**Exercise goal**
Find the number of lines below in which the word "fait" appears, and write that number only.

**Extracted records**
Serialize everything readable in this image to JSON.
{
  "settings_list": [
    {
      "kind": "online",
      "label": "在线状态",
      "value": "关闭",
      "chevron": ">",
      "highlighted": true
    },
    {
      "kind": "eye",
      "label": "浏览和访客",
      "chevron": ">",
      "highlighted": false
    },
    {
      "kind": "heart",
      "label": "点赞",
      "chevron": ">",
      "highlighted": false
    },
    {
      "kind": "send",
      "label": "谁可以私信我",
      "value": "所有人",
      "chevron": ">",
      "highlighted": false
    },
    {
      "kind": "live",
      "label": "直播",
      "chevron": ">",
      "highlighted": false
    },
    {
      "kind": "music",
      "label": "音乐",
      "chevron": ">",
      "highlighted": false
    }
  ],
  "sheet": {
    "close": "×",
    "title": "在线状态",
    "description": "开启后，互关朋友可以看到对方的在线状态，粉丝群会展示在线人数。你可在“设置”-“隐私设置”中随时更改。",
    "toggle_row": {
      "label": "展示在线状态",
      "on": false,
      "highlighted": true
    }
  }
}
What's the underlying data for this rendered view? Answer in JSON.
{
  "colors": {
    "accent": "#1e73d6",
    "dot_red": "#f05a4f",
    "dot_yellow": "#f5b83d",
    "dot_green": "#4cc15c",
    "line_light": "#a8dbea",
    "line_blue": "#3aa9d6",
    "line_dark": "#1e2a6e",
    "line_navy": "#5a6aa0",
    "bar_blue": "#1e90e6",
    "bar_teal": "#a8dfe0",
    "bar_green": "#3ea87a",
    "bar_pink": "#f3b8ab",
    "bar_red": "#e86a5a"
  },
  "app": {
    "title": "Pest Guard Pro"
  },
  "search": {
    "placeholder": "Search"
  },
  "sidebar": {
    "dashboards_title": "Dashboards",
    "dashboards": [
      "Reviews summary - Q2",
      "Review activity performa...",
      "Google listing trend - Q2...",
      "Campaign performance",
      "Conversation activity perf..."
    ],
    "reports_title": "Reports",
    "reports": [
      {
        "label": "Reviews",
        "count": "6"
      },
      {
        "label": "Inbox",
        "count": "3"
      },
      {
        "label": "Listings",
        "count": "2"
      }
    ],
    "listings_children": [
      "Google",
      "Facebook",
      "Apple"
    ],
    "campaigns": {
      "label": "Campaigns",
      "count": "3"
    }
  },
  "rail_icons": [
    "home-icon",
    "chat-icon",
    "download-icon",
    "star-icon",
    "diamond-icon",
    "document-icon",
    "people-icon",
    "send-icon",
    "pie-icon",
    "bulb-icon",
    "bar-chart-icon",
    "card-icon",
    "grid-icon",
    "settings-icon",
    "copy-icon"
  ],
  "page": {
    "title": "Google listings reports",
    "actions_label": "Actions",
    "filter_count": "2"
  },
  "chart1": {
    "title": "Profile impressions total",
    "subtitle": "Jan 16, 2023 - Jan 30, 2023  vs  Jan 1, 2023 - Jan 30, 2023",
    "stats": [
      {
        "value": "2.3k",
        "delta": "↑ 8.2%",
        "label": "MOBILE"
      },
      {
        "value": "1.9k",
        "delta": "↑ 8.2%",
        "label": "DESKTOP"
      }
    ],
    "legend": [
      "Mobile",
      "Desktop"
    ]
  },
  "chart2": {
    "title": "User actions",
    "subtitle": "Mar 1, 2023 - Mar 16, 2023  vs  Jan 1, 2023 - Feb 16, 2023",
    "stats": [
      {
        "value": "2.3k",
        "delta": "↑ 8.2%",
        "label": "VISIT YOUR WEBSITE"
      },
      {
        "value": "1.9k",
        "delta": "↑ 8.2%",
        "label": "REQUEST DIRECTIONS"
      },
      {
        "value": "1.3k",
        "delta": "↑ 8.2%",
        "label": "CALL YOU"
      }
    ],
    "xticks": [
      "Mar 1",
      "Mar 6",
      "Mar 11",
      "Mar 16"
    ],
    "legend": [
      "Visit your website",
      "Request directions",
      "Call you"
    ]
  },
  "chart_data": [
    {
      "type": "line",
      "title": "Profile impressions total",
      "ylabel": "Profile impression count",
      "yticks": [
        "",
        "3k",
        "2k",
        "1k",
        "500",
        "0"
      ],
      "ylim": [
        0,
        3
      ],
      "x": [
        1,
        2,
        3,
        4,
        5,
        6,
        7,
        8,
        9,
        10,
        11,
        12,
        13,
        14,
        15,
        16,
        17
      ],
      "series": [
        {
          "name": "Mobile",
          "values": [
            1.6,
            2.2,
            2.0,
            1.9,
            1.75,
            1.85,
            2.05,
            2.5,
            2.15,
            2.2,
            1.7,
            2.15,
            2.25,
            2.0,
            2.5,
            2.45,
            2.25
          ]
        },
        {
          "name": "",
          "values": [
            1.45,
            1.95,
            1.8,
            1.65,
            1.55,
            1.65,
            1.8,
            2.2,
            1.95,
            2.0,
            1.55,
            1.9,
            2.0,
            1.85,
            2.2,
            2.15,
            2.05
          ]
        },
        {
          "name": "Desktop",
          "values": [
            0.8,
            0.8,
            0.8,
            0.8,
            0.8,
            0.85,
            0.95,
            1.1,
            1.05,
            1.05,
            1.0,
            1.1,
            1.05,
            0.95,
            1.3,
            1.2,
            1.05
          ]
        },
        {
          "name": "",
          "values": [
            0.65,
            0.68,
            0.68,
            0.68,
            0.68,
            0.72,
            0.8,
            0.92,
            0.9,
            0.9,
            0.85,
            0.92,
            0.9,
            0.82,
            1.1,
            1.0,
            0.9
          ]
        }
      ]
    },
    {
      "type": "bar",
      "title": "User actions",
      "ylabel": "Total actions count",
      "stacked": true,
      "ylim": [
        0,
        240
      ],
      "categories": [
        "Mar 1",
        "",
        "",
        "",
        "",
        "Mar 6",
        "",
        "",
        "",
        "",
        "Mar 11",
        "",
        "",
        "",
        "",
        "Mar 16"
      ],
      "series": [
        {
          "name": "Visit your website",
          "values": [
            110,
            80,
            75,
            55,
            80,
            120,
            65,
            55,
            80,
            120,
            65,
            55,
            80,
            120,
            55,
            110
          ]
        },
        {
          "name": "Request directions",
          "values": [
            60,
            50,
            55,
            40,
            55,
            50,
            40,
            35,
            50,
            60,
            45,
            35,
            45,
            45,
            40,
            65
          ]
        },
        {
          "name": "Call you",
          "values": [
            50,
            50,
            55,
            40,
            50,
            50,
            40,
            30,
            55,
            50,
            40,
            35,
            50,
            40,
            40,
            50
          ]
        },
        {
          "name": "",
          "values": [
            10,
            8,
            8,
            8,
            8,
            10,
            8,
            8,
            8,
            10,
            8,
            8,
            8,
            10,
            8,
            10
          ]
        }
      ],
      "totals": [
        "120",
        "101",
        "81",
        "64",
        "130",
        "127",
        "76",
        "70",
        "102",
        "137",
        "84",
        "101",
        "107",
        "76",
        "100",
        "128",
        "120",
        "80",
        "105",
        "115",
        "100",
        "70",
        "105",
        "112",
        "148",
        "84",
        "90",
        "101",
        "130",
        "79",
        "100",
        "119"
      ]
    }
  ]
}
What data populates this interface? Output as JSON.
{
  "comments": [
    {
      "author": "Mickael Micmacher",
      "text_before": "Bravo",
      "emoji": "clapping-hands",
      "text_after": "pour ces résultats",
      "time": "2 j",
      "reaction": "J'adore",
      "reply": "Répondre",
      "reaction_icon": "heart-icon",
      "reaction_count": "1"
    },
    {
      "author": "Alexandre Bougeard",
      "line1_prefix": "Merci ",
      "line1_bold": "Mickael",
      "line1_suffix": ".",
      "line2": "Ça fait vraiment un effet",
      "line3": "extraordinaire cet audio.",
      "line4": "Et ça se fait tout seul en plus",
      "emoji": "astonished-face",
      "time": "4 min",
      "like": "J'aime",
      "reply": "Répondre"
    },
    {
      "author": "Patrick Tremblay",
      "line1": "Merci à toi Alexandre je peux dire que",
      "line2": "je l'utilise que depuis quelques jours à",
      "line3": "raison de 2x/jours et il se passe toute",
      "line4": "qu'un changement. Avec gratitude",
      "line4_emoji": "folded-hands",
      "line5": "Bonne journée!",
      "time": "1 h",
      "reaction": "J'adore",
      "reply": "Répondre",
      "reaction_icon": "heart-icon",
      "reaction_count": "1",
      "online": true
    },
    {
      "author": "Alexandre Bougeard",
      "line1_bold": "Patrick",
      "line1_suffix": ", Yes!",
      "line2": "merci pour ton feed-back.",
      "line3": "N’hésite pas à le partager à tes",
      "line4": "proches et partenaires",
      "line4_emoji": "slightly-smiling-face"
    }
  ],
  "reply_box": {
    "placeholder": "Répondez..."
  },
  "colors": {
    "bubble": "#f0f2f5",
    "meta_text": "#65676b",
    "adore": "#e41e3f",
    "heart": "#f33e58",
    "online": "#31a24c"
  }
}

**Worked solution**
2